--- STATED PROBLEM ---
Copy the lines below as they are; omit the images they contain.

--- DATA SHOWN ---
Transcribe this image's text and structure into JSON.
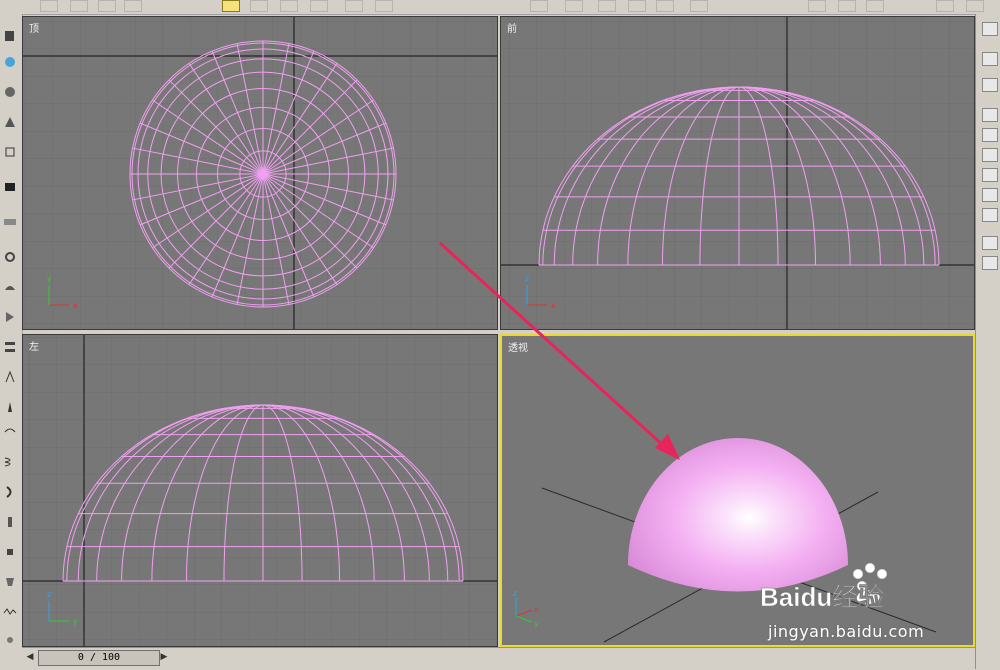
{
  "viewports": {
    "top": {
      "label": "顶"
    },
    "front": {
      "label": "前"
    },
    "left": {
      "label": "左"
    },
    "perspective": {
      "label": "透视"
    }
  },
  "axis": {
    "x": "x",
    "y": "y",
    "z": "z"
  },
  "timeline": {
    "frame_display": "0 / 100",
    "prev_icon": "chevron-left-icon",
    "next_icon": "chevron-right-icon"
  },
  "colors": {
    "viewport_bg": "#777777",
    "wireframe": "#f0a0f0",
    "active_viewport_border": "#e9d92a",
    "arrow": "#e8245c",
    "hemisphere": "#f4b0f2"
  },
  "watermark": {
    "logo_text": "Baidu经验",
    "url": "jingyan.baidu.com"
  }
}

--- FINAL ANSWER ---
Transcribe this image's text and structure into JSON.
{
  "viewports": {
    "top": {
      "label": "顶"
    },
    "front": {
      "label": "前"
    },
    "left": {
      "label": "左"
    },
    "perspective": {
      "label": "透视"
    }
  },
  "axis": {
    "x": "x",
    "y": "y",
    "z": "z"
  },
  "timeline": {
    "frame_display": "0 / 100",
    "prev_icon": "chevron-left-icon",
    "next_icon": "chevron-right-icon"
  },
  "colors": {
    "viewport_bg": "#777777",
    "wireframe": "#f0a0f0",
    "active_viewport_border": "#e9d92a",
    "arrow": "#e8245c",
    "hemisphere": "#f4b0f2"
  },
  "watermark": {
    "logo_text": "Baidu经验",
    "url": "jingyan.baidu.com"
  }
}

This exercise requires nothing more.